OBJECTIVE: State only the number of lines that include "label".

[Saved entries]
□ □ □ □ □ □ □

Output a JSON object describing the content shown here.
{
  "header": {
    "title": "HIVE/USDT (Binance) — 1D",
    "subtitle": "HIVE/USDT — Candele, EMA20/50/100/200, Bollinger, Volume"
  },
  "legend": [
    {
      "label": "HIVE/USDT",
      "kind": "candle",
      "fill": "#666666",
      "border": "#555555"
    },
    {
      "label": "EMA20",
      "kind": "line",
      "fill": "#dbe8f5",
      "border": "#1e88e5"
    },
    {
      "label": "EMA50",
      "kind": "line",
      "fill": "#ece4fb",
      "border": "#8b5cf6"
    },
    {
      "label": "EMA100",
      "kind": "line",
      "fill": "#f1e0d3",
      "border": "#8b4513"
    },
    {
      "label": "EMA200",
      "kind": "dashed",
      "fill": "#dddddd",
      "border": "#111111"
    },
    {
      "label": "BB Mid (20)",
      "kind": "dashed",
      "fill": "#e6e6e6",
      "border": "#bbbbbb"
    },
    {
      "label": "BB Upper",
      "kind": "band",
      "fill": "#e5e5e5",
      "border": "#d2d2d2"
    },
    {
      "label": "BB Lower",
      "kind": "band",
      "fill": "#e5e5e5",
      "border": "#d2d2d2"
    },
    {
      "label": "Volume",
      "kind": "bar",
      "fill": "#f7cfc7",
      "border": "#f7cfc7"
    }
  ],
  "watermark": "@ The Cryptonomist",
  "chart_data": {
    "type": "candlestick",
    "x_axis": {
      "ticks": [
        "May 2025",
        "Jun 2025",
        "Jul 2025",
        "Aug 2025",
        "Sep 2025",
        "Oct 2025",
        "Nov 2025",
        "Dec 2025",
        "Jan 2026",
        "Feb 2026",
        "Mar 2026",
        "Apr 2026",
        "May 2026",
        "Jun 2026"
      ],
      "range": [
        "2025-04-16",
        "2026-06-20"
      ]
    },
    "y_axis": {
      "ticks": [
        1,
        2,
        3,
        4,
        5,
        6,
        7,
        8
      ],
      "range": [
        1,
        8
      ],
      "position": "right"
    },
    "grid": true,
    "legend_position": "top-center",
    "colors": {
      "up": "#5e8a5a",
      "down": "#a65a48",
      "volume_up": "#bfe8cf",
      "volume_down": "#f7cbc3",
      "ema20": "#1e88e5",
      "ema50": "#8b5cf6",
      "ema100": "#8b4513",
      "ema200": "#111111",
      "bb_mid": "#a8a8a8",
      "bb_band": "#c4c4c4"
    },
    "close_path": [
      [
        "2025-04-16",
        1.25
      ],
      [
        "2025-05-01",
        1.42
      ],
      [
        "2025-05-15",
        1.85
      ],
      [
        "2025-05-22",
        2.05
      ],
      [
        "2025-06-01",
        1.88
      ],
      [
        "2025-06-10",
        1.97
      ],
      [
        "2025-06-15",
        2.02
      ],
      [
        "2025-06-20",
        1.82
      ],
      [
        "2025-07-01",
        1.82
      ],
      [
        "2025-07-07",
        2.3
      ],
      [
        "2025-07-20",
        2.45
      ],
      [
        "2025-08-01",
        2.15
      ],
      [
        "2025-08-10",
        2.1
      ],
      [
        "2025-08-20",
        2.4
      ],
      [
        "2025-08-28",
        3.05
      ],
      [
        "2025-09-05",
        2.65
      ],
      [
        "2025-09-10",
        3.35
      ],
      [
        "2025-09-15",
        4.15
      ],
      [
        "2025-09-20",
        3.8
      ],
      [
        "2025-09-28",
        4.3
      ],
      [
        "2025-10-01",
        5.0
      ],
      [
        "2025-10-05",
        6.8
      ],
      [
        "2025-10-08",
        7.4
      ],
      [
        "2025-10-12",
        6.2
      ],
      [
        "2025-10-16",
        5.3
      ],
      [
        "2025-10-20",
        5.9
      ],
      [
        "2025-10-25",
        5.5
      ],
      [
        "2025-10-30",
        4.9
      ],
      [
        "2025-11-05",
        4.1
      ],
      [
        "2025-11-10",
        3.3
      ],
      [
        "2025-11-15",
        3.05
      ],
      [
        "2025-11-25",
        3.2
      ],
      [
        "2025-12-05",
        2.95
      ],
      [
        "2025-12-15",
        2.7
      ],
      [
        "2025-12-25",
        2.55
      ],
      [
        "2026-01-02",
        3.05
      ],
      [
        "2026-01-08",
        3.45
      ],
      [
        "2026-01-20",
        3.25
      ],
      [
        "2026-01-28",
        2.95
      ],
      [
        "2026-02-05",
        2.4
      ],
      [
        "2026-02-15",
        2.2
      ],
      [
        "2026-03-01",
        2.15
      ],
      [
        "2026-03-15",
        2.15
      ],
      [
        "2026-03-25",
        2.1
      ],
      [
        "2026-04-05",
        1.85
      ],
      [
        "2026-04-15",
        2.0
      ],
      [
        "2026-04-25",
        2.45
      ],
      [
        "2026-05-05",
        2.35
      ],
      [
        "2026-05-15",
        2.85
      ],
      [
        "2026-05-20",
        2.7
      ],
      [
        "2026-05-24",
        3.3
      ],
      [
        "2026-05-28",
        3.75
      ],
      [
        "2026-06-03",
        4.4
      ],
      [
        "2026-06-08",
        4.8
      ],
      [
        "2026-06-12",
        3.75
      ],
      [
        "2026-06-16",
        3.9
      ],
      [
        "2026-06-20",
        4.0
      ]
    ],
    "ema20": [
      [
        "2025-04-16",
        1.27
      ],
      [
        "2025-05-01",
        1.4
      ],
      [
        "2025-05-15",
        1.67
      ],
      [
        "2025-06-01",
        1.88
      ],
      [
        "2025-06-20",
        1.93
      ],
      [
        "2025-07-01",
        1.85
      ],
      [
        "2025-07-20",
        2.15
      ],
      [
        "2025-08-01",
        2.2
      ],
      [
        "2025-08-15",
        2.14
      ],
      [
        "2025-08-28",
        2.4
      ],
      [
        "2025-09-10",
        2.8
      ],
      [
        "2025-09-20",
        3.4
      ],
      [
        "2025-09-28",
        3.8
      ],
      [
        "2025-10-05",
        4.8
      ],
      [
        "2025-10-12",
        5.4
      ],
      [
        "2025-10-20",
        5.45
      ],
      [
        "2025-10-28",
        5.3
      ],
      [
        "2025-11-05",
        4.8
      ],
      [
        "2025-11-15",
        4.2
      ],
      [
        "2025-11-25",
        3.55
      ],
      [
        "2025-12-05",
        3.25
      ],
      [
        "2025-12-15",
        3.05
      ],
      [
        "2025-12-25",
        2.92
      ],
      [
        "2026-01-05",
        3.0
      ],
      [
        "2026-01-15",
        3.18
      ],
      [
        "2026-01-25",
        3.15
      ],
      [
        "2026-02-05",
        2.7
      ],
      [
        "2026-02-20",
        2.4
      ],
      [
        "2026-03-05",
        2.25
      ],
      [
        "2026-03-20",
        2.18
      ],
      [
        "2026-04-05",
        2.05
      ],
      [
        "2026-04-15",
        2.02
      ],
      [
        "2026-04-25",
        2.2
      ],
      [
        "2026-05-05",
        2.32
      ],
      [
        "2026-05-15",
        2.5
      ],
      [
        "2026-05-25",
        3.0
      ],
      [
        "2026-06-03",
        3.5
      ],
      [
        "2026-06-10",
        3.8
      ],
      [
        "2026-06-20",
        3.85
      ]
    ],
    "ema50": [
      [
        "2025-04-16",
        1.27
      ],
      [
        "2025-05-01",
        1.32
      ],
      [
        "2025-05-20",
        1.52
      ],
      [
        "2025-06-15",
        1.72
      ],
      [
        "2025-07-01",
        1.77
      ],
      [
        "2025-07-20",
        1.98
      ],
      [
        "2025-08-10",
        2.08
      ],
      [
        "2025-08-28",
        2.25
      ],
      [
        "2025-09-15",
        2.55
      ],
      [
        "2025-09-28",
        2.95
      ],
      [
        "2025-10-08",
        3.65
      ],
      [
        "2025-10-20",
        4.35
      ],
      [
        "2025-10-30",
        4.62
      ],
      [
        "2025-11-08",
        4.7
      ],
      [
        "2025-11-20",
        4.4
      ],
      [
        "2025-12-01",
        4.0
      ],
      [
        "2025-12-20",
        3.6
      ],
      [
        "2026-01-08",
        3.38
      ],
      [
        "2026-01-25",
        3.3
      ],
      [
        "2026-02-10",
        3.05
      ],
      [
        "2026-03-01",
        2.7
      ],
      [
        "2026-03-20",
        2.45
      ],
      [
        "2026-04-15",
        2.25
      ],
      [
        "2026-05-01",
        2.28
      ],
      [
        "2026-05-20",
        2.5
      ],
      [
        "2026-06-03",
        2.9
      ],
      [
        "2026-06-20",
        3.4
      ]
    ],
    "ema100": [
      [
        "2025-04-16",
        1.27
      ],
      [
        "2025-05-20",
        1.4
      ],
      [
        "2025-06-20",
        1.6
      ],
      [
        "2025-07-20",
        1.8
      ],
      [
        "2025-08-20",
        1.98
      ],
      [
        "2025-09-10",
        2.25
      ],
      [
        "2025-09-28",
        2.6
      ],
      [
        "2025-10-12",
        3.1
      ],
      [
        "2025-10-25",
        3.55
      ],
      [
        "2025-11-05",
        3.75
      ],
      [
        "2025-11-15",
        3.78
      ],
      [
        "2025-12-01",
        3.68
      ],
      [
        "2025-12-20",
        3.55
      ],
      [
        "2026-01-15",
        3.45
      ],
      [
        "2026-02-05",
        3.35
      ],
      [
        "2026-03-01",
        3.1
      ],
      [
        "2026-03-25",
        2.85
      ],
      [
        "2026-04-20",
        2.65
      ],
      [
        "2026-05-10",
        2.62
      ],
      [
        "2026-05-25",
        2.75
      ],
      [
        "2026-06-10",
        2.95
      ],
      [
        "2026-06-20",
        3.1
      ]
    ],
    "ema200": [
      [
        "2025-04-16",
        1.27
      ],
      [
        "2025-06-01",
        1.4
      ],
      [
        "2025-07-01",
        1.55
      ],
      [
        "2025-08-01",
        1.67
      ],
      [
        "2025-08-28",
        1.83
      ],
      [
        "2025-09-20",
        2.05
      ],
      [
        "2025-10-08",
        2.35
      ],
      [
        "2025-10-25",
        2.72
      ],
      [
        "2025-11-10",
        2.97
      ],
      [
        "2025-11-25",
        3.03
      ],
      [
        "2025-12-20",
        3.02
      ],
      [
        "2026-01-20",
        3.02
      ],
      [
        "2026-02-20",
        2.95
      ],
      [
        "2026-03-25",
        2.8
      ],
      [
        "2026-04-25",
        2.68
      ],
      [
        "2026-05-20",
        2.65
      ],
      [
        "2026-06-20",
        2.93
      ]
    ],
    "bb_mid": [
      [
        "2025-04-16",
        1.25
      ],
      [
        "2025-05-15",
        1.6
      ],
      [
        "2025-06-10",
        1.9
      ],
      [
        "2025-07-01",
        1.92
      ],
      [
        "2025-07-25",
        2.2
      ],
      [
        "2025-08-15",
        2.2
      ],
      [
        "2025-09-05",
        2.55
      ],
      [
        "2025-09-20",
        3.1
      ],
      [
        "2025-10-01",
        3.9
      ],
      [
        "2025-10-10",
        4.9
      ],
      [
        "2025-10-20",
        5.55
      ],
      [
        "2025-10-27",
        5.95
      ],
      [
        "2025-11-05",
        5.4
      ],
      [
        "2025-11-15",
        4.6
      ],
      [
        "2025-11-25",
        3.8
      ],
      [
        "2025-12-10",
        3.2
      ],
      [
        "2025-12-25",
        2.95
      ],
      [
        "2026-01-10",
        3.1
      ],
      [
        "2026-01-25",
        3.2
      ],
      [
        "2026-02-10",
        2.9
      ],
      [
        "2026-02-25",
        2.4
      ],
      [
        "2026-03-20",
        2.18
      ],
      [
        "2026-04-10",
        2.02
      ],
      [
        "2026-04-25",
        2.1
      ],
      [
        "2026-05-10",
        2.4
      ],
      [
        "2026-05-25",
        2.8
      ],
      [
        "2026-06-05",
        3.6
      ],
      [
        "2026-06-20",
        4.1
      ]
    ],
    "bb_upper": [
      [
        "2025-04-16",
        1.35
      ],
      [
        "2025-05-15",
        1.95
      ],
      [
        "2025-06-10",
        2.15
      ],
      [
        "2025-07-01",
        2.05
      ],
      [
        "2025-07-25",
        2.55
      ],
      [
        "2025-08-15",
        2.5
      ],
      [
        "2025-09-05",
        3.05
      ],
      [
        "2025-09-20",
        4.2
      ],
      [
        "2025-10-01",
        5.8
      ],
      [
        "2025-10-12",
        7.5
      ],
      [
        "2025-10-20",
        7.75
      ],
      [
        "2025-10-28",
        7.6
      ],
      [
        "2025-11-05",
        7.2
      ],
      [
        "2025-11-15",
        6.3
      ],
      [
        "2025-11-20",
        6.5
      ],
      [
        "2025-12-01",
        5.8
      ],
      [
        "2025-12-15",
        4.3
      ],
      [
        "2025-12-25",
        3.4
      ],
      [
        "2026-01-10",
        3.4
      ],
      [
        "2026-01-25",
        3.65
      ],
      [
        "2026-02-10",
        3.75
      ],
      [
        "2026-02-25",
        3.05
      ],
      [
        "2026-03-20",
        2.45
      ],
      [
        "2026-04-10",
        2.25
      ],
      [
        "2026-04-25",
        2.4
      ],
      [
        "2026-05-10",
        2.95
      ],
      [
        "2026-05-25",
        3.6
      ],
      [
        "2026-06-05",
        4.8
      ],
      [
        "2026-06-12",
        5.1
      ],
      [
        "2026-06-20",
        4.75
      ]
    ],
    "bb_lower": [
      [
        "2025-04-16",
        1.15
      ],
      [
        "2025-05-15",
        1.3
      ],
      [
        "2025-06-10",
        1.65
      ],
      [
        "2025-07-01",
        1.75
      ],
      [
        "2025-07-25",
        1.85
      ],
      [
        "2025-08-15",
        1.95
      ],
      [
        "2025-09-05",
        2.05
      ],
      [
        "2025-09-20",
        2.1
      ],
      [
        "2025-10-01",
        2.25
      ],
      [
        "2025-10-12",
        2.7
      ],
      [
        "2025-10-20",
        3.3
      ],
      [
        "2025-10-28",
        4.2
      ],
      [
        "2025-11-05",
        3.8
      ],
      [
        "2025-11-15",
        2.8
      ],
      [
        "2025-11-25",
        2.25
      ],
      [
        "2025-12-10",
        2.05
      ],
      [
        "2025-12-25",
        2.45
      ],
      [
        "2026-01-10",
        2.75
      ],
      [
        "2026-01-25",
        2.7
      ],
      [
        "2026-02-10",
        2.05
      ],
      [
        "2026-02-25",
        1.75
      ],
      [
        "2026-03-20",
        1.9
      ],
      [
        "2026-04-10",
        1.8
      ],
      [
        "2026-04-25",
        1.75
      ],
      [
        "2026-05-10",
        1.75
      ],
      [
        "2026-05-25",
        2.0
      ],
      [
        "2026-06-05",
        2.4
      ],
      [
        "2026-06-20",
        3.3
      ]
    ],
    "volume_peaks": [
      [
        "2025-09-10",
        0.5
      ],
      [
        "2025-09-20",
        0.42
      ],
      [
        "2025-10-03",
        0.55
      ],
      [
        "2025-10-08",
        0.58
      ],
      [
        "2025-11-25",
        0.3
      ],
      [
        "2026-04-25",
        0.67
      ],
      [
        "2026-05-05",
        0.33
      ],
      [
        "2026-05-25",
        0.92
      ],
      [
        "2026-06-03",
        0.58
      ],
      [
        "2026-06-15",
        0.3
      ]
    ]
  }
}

□ □ □ □ □ □ □

TASK RESULT: 9